• _YOUR OBJECTIVE_
Return the entries below in their exact form, leaving the pictures out.

[Data excerpts]
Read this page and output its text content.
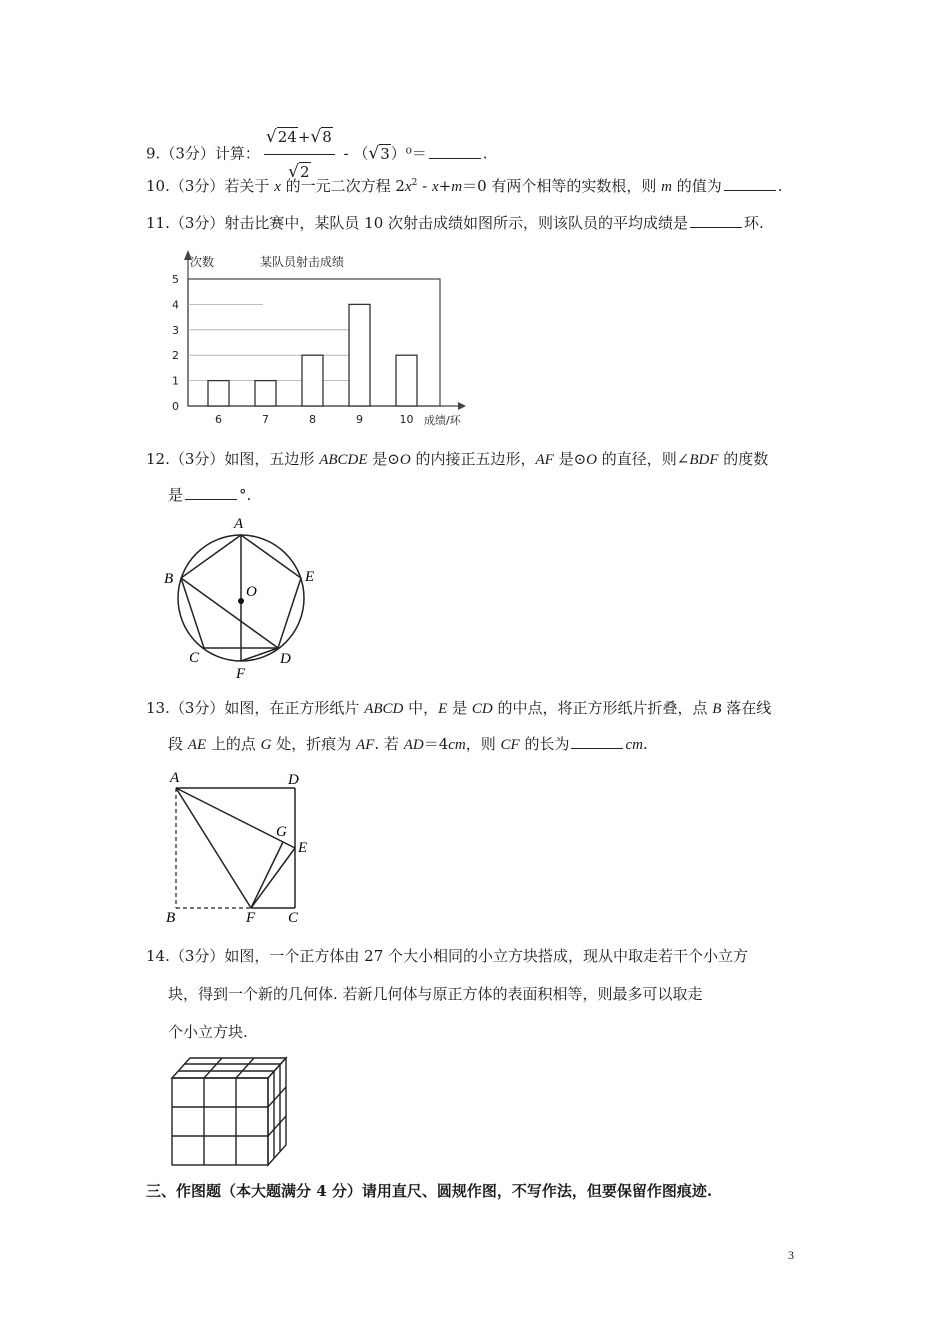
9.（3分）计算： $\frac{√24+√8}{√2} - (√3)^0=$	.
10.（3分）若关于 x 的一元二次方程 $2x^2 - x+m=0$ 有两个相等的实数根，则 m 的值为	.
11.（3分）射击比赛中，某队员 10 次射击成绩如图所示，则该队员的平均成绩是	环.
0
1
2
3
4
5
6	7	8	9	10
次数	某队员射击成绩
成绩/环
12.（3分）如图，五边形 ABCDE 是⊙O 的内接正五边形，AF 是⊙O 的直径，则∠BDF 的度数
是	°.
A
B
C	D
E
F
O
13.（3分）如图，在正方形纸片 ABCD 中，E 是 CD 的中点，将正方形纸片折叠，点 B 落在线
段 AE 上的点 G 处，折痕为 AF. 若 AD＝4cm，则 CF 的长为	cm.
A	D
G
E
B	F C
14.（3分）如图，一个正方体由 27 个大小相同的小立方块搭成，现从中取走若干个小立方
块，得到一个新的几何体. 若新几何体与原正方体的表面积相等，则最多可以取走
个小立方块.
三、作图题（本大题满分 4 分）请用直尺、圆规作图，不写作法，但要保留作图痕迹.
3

• _WRITTEN REPLY_
Read this page and output its text content.
9.（3分）计算： $\frac{√24+√8}{√2} - (√3)^0=$	.
10.（3分）若关于 x 的一元二次方程 $2x^2 - x+m=0$ 有两个相等的实数根，则 m 的值为	.
11.（3分）射击比赛中，某队员 10 次射击成绩如图所示，则该队员的平均成绩是	环.
0
1
2
3
4
5
6	7	8	9	10
次数	某队员射击成绩
成绩/环
12.（3分）如图，五边形 ABCDE 是⊙O 的内接正五边形，AF 是⊙O 的直径，则∠BDF 的度数
是	°.
A
B
C	D
E
F
O
13.（3分）如图，在正方形纸片 ABCD 中，E 是 CD 的中点，将正方形纸片折叠，点 B 落在线
段 AE 上的点 G 处，折痕为 AF. 若 AD＝4cm，则 CF 的长为	cm.
A	D
G
E
B	F C
14.（3分）如图，一个正方体由 27 个大小相同的小立方块搭成，现从中取走若干个小立方
块，得到一个新的几何体. 若新几何体与原正方体的表面积相等，则最多可以取走
个小立方块.
三、作图题（本大题满分 4 分）请用直尺、圆规作图，不写作法，但要保留作图痕迹.
3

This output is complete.